[TASK]
Make an exact transcription of the material, leaving out all images.

(Items from a data source)
--- start ---

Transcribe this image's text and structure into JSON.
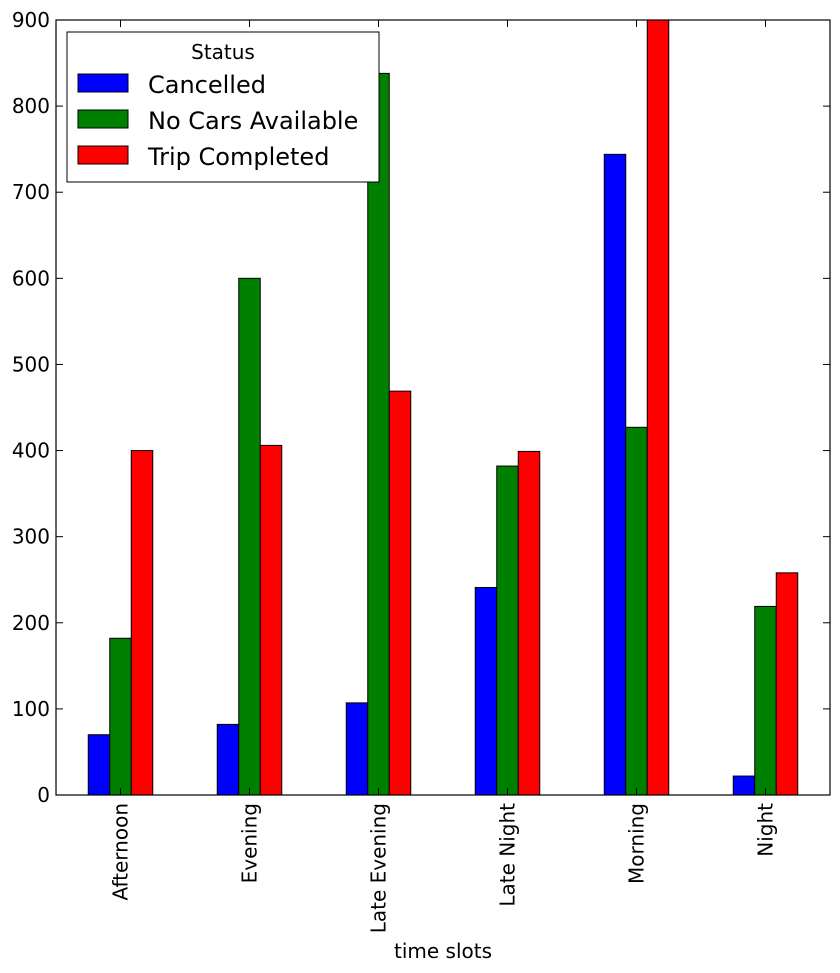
{
  "chart_data": {
    "type": "bar",
    "xlabel": "time slots",
    "ylabel": "",
    "ylim": [
      0,
      900
    ],
    "yticks": [
      0,
      100,
      200,
      300,
      400,
      500,
      600,
      700,
      800,
      900
    ],
    "categories": [
      "Afternoon",
      "Evening",
      "Late Evening",
      "Late Night",
      "Morning",
      "Night"
    ],
    "series": [
      {
        "name": "Cancelled",
        "color": "#0000ff",
        "values": [
          70,
          82,
          107,
          241,
          744,
          22
        ]
      },
      {
        "name": "No Cars Available",
        "color": "#008000",
        "values": [
          182,
          600,
          838,
          382,
          427,
          219
        ]
      },
      {
        "name": "Trip Completed",
        "color": "#ff0000",
        "values": [
          400,
          406,
          469,
          399,
          900,
          258
        ]
      }
    ],
    "legend": {
      "title": "Status",
      "position": "top-left"
    },
    "grid": false
  }
}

--- end ---

[ANSWER TO THIS EXERCISE]
Transcribe this image's text and structure into JSON.
{
  "chart_data": {
    "type": "bar",
    "xlabel": "time slots",
    "ylabel": "",
    "ylim": [
      0,
      900
    ],
    "yticks": [
      0,
      100,
      200,
      300,
      400,
      500,
      600,
      700,
      800,
      900
    ],
    "categories": [
      "Afternoon",
      "Evening",
      "Late Evening",
      "Late Night",
      "Morning",
      "Night"
    ],
    "series": [
      {
        "name": "Cancelled",
        "color": "#0000ff",
        "values": [
          70,
          82,
          107,
          241,
          744,
          22
        ]
      },
      {
        "name": "No Cars Available",
        "color": "#008000",
        "values": [
          182,
          600,
          838,
          382,
          427,
          219
        ]
      },
      {
        "name": "Trip Completed",
        "color": "#ff0000",
        "values": [
          400,
          406,
          469,
          399,
          900,
          258
        ]
      }
    ],
    "legend": {
      "title": "Status",
      "position": "top-left"
    },
    "grid": false
  }
}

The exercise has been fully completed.